What the exercise asks
Filter this data down to the lines that hold "emerxente", and copy them.

━━━━━ Data to process ━━━━━

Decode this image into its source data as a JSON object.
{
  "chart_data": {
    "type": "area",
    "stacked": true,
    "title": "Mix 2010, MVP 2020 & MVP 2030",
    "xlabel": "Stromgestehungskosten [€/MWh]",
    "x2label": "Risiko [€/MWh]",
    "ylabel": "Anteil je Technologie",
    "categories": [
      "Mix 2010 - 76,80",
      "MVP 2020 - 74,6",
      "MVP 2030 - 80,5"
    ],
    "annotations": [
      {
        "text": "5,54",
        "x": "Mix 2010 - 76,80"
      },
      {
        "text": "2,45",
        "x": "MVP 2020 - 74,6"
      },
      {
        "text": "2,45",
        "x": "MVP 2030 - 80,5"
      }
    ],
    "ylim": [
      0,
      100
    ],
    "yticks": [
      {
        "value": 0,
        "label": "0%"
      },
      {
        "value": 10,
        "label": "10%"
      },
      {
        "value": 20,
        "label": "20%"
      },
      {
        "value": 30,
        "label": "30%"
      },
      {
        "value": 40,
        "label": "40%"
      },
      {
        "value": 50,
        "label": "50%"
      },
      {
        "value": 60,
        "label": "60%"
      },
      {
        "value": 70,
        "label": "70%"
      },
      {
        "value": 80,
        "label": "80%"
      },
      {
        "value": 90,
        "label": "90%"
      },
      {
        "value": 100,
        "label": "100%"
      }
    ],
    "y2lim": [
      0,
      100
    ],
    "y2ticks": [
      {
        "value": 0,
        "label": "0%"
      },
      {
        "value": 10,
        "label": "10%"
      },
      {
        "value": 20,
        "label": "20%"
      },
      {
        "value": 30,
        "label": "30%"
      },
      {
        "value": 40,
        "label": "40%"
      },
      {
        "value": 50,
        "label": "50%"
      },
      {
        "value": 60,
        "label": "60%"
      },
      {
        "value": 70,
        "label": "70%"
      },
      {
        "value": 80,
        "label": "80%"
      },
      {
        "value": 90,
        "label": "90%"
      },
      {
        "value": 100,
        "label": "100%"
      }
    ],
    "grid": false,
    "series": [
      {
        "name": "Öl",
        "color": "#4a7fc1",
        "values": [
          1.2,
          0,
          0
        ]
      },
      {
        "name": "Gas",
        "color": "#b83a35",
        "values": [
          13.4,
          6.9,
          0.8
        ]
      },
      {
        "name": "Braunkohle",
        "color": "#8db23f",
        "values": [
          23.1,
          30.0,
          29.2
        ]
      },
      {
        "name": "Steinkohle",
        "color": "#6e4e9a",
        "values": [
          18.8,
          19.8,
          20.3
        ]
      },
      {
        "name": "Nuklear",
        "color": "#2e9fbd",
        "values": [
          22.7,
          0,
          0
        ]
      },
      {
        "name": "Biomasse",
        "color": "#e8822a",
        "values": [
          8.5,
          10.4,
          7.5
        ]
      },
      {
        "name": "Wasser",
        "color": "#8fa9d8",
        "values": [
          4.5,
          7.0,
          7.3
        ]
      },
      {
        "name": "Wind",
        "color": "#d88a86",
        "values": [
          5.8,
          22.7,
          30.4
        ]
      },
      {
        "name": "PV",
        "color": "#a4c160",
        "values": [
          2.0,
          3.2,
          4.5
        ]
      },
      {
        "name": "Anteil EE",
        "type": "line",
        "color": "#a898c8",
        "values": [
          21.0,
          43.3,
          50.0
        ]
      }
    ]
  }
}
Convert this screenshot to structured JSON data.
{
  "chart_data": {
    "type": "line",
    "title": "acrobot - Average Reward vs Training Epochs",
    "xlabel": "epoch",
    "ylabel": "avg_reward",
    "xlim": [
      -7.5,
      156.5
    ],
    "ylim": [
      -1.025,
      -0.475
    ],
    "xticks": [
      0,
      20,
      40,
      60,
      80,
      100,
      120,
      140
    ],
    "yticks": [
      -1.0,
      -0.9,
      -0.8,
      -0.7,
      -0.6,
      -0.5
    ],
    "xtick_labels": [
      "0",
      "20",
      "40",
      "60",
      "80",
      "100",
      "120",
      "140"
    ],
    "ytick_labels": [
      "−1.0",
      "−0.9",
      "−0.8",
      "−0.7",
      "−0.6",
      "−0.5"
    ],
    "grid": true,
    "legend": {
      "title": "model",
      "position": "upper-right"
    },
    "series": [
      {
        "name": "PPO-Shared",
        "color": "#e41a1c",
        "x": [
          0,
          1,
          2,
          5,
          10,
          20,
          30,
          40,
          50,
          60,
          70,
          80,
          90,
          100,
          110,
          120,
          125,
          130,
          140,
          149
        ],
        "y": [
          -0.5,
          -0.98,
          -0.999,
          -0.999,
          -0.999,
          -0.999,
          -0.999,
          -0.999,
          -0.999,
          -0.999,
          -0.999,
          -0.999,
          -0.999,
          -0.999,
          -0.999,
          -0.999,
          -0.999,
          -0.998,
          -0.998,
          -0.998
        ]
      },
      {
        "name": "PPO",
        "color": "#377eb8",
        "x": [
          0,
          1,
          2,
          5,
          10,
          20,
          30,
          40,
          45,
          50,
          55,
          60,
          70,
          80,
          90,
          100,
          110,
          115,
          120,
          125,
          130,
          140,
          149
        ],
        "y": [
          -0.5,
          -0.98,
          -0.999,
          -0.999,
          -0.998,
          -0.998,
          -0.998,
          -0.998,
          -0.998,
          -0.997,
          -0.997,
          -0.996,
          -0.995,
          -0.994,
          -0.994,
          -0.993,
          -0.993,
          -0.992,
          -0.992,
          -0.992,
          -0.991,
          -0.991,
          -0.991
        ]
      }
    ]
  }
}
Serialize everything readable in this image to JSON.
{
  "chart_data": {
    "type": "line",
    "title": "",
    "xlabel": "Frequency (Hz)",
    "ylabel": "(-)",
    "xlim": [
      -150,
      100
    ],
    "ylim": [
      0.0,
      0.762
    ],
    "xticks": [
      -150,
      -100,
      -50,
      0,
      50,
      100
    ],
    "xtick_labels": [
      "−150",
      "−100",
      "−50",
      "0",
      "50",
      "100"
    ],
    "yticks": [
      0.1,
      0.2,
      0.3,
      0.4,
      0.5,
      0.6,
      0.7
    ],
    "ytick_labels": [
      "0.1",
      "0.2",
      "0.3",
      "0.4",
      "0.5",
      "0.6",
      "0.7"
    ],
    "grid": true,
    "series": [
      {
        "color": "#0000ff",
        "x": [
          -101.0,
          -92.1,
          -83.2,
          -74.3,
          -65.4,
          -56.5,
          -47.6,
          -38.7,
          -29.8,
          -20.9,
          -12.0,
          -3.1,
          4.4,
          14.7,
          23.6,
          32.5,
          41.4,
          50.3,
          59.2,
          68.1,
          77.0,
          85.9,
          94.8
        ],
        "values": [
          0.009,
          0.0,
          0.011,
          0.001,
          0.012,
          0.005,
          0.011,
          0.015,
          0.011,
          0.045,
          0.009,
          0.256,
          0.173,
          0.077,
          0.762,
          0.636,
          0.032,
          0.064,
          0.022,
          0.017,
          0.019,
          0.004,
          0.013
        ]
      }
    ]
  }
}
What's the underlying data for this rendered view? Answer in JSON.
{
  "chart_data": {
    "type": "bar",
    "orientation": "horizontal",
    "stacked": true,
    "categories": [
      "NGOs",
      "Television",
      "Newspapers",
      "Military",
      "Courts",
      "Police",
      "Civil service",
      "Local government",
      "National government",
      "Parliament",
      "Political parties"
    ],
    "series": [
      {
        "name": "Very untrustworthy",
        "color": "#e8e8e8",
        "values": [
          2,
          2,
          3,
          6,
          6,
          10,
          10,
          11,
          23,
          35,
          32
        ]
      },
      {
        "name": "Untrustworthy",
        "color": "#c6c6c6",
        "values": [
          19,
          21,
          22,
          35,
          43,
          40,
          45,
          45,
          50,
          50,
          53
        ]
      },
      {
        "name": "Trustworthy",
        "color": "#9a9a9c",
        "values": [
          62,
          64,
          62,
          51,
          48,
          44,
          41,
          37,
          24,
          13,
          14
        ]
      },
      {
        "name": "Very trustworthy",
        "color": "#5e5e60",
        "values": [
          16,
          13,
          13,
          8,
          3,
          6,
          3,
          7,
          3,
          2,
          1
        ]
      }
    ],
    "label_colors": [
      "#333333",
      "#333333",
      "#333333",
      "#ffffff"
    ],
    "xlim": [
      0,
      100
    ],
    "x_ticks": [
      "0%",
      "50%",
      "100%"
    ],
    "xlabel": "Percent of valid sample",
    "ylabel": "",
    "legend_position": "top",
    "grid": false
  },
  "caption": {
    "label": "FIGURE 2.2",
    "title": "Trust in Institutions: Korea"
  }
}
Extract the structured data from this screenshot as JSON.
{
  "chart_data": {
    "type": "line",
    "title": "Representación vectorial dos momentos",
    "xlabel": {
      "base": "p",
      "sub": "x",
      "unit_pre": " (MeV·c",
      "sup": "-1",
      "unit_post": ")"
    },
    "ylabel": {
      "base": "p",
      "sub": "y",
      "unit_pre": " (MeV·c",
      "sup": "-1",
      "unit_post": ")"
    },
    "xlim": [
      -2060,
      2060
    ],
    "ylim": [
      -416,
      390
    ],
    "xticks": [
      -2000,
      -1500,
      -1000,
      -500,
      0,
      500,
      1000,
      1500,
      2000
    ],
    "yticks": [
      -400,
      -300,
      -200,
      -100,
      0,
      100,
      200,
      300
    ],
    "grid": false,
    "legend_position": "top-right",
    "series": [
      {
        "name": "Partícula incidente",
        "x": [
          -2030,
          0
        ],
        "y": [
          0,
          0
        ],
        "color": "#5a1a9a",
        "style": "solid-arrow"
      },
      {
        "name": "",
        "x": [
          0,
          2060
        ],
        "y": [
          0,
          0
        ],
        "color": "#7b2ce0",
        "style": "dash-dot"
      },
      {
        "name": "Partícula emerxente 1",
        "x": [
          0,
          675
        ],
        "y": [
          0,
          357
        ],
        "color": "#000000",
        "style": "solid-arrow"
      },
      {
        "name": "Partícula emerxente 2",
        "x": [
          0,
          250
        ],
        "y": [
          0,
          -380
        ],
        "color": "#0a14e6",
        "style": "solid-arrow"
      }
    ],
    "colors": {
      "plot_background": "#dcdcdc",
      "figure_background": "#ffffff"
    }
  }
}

━━━━━

Final result
        "name": "Partícula emerxente 1",
        "name": "Partícula emerxente 2",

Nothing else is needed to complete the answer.